Materials provided →

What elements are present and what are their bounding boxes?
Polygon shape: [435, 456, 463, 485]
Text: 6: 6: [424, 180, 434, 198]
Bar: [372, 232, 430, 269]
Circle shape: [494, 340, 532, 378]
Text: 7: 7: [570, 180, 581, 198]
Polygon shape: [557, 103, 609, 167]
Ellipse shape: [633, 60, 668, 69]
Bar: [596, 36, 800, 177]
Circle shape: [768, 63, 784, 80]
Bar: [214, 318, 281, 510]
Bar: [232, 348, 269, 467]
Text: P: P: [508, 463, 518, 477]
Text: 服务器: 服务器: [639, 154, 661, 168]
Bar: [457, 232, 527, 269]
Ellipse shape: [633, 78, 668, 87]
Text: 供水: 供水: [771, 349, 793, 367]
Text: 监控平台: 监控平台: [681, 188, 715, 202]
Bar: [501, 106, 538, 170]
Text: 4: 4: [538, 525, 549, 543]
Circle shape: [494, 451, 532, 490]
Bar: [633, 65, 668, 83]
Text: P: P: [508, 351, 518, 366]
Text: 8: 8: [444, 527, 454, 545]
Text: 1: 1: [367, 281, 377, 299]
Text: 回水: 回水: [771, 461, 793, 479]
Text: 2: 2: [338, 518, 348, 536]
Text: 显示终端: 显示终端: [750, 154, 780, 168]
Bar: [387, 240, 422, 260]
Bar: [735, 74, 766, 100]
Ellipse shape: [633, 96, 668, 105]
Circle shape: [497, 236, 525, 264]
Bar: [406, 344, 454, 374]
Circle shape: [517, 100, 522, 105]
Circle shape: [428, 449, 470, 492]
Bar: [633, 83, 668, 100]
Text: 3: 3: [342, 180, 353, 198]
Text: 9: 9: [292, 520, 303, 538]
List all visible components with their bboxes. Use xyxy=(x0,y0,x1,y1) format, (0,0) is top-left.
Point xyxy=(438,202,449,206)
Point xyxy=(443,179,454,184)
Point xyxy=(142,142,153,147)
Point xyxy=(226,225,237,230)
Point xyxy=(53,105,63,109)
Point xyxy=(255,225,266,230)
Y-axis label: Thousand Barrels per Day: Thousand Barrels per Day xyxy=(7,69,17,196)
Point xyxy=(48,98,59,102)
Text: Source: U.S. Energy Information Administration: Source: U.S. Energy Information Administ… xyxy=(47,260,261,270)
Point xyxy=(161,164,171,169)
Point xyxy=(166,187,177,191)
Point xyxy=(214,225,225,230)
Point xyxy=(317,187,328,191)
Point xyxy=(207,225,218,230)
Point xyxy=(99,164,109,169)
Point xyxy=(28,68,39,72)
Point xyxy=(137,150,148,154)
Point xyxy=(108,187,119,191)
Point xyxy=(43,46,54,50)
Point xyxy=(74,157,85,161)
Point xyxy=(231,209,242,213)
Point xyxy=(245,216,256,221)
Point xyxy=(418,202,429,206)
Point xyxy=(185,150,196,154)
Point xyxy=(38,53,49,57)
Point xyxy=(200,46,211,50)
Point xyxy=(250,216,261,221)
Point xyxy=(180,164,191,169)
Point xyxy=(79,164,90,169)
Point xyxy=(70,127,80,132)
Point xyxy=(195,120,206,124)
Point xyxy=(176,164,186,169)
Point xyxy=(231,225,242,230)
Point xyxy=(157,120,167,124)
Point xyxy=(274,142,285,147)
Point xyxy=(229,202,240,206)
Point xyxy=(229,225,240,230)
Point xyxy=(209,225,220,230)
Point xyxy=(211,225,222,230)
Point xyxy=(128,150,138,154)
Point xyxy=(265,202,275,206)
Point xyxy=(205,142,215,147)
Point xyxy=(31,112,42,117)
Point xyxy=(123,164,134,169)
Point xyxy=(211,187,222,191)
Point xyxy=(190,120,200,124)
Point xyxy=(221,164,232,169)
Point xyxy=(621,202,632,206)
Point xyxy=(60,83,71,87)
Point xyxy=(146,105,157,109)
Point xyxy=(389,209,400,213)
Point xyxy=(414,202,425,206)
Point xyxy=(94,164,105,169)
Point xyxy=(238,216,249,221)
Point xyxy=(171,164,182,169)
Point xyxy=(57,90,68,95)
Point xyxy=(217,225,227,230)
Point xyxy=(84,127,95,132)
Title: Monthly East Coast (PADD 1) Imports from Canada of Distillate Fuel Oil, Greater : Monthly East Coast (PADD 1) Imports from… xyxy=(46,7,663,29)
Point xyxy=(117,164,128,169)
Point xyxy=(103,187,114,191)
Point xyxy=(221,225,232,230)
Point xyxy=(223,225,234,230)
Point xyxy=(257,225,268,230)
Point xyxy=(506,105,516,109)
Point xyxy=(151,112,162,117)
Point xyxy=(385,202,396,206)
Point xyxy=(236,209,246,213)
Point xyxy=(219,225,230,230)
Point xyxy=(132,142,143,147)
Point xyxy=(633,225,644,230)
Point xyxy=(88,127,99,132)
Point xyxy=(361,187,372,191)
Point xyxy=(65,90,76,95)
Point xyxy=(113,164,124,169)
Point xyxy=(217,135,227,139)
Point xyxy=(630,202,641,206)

Instructions for the task → Lay out every line of the entries above as a numbered list, dropping any blank lines.

Result of the task →
1. What elements are present and what are their bounding boxes?
2. Polygon shape: [435, 456, 463, 485]
3. Text: 6: 6: [424, 180, 434, 198]
4. Bar: [372, 232, 430, 269]
5. Circle shape: [494, 340, 532, 378]
6. Text: 7: 7: [570, 180, 581, 198]
7. Polygon shape: [557, 103, 609, 167]
8. Ellipse shape: [633, 60, 668, 69]
9. Bar: [596, 36, 800, 177]
10. Circle shape: [768, 63, 784, 80]
11. Bar: [214, 318, 281, 510]
12. Bar: [232, 348, 269, 467]
13. Text: P: P: [508, 463, 518, 477]
14. Text: 服务器: 服务器: [639, 154, 661, 168]
15. Bar: [457, 232, 527, 269]
16. Ellipse shape: [633, 78, 668, 87]
17. Text: 供水: 供水: [771, 349, 793, 367]
18. Text: 监控平台: 监控平台: [681, 188, 715, 202]
19. Bar: [501, 106, 538, 170]
20. Text: 4: 4: [538, 525, 549, 543]
21. Circle shape: [494, 451, 532, 490]
22. Bar: [633, 65, 668, 83]
23. Text: P: P: [508, 351, 518, 366]
24. Text: 8: 8: [444, 527, 454, 545]
25. Text: 1: 1: [367, 281, 377, 299]
26. Text: 回水: 回水: [771, 461, 793, 479]
27. Text: 2: 2: [338, 518, 348, 536]
28. Text: 显示终端: 显示终端: [750, 154, 780, 168]
29. Bar: [387, 240, 422, 260]
30. Bar: [735, 74, 766, 100]
31. Ellipse shape: [633, 96, 668, 105]
32. Circle shape: [497, 236, 525, 264]
33. Bar: [406, 344, 454, 374]
34. Circle shape: [517, 100, 522, 105]
35. Circle shape: [428, 449, 470, 492]
36. Bar: [633, 83, 668, 100]
37. Text: 3: 3: [342, 180, 353, 198]
38. Text: 9: 9: [292, 520, 303, 538]
39. List all visible components with their bboxes. Use xyxy=(x0,y0,x1,y1) format, (0,0) is top-left.
40. Point xyxy=(438,202,449,206)
41. Point xyxy=(443,179,454,184)
42. Point xyxy=(142,142,153,147)
43. Point xyxy=(226,225,237,230)
44. Point xyxy=(53,105,63,109)
45. Point xyxy=(255,225,266,230)
46. Y-axis label: Thousand Barrels per Day: Thousand Barrels per Day xyxy=(7,69,17,196)
47. Point xyxy=(48,98,59,102)
48. Text: Source: U.S. Energy Information Administration: Source: U.S. Energy Information Administ… xyxy=(47,260,261,270)
49. Point xyxy=(161,164,171,169)
50. Point xyxy=(166,187,177,191)
51. Point xyxy=(214,225,225,230)
52. Point xyxy=(317,187,328,191)
53. Point xyxy=(207,225,218,230)
54. Point xyxy=(99,164,109,169)
55. Point xyxy=(28,68,39,72)
56. Point xyxy=(137,150,148,154)
57. Point xyxy=(108,187,119,191)
58. Point xyxy=(43,46,54,50)
59. Point xyxy=(74,157,85,161)
60. Point xyxy=(231,209,242,213)
61. Point xyxy=(245,216,256,221)
62. Point xyxy=(418,202,429,206)
63. Point xyxy=(185,150,196,154)
64. Point xyxy=(38,53,49,57)
65. Point xyxy=(200,46,211,50)
66. Point xyxy=(250,216,261,221)
67. Point xyxy=(180,164,191,169)
68. Point xyxy=(79,164,90,169)
69. Point xyxy=(70,127,80,132)
70. Point xyxy=(195,120,206,124)
71. Point xyxy=(176,164,186,169)
72. Point xyxy=(231,225,242,230)
73. Point xyxy=(157,120,167,124)
74. Point xyxy=(274,142,285,147)
75. Point xyxy=(229,202,240,206)
76. Point xyxy=(229,225,240,230)
77. Point xyxy=(209,225,220,230)
78. Point xyxy=(211,225,222,230)
79. Point xyxy=(128,150,138,154)
80. Point xyxy=(265,202,275,206)
81. Point xyxy=(205,142,215,147)
82. Point xyxy=(31,112,42,117)
83. Point xyxy=(123,164,134,169)
84. Point xyxy=(211,187,222,191)
85. Point xyxy=(190,120,200,124)
86. Point xyxy=(221,164,232,169)
87. Point xyxy=(621,202,632,206)
88. Point xyxy=(60,83,71,87)
89. Point xyxy=(146,105,157,109)
90. Point xyxy=(389,209,400,213)
91. Point xyxy=(414,202,425,206)
92. Point xyxy=(94,164,105,169)
93. Point xyxy=(238,216,249,221)
94. Point xyxy=(171,164,182,169)
95. Point xyxy=(57,90,68,95)
96. Point xyxy=(217,225,227,230)
97. Point xyxy=(84,127,95,132)
98. Title: Monthly East Coast (PADD 1) Imports from Canada of Distillate Fuel Oil, Greater : Monthly East Coast (PADD 1) Imports from… xyxy=(46,7,663,29)
99. Point xyxy=(117,164,128,169)
100. Point xyxy=(103,187,114,191)
101. Point xyxy=(221,225,232,230)
102. Point xyxy=(223,225,234,230)
103. Point xyxy=(257,225,268,230)
104. Point xyxy=(506,105,516,109)
105. Point xyxy=(151,112,162,117)
106. Point xyxy=(385,202,396,206)
107. Point xyxy=(236,209,246,213)
108. Point xyxy=(219,225,230,230)
109. Point xyxy=(132,142,143,147)
110. Point xyxy=(633,225,644,230)
111. Point xyxy=(88,127,99,132)
112. Point xyxy=(361,187,372,191)
113. Point xyxy=(65,90,76,95)
114. Point xyxy=(113,164,124,169)
115. Point xyxy=(217,135,227,139)
116. Point xyxy=(630,202,641,206)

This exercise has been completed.